**PROBLEM DESCRIPTION:**
Provide the number of lines where the word "ĐƯỢC" occurs, and no other text.

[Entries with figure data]
####################

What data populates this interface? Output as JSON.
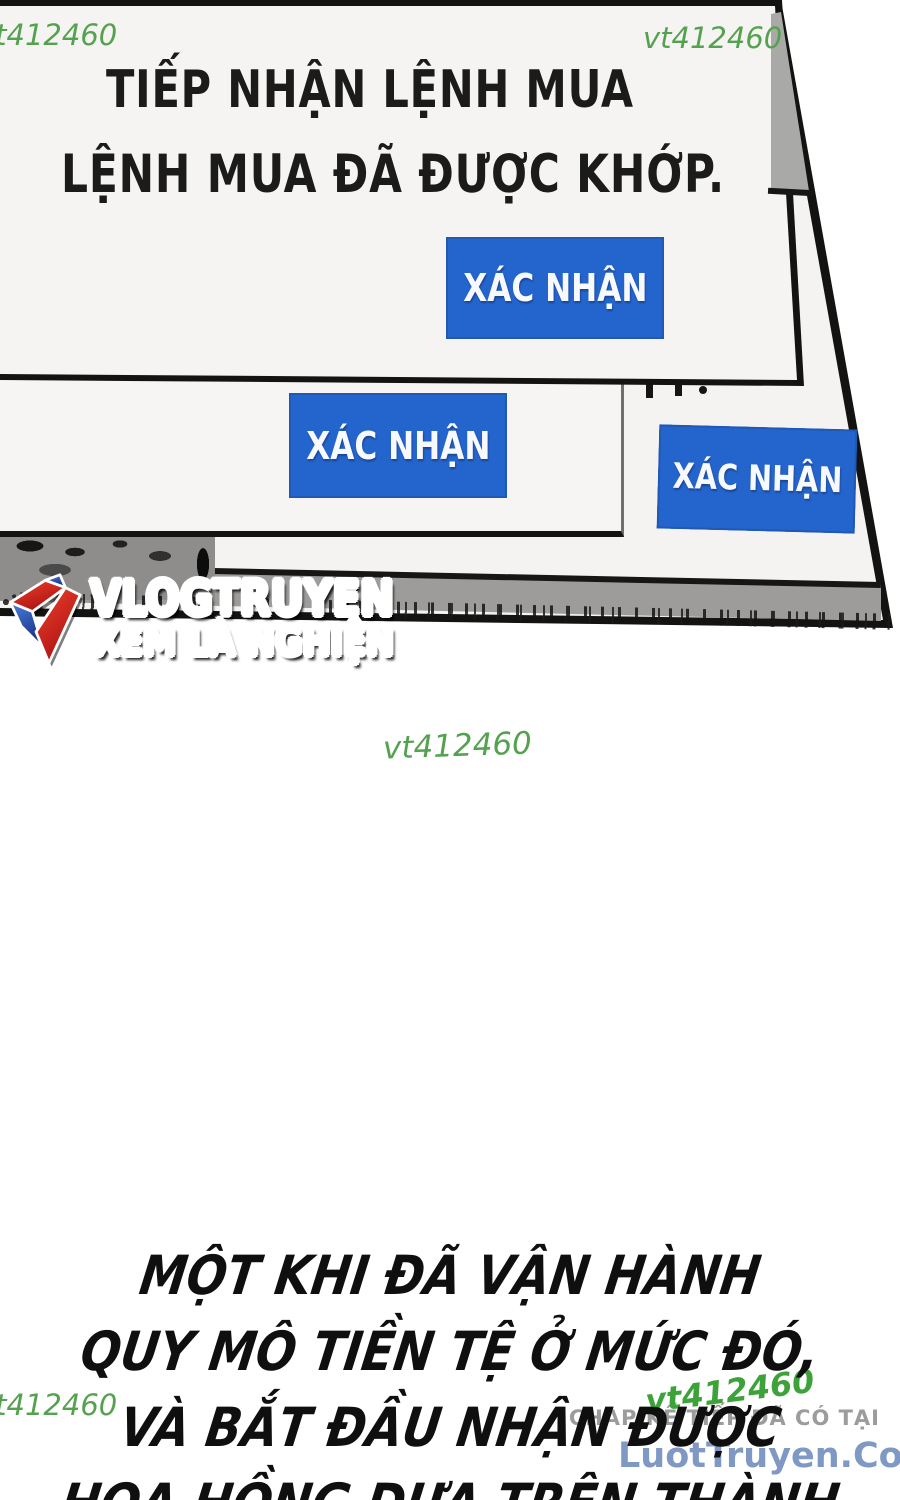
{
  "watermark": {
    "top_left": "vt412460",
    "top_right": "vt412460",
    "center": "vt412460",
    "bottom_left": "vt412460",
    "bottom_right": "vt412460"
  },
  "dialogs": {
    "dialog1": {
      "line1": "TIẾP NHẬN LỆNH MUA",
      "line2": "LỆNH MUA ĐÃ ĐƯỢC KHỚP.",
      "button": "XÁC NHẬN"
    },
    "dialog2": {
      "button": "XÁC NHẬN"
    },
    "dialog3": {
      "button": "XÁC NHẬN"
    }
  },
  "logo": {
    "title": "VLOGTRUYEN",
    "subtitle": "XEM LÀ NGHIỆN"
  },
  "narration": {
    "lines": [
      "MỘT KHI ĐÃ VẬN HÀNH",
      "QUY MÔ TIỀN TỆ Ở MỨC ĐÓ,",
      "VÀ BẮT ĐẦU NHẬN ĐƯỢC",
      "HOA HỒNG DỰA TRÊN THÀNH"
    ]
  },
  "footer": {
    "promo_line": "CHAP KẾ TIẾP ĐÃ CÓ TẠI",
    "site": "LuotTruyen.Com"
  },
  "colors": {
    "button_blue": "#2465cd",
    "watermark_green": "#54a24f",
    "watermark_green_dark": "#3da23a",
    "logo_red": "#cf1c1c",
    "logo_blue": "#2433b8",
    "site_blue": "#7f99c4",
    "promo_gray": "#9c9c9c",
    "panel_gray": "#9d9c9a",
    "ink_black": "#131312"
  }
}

####################

**ANSWER BELOW:**
2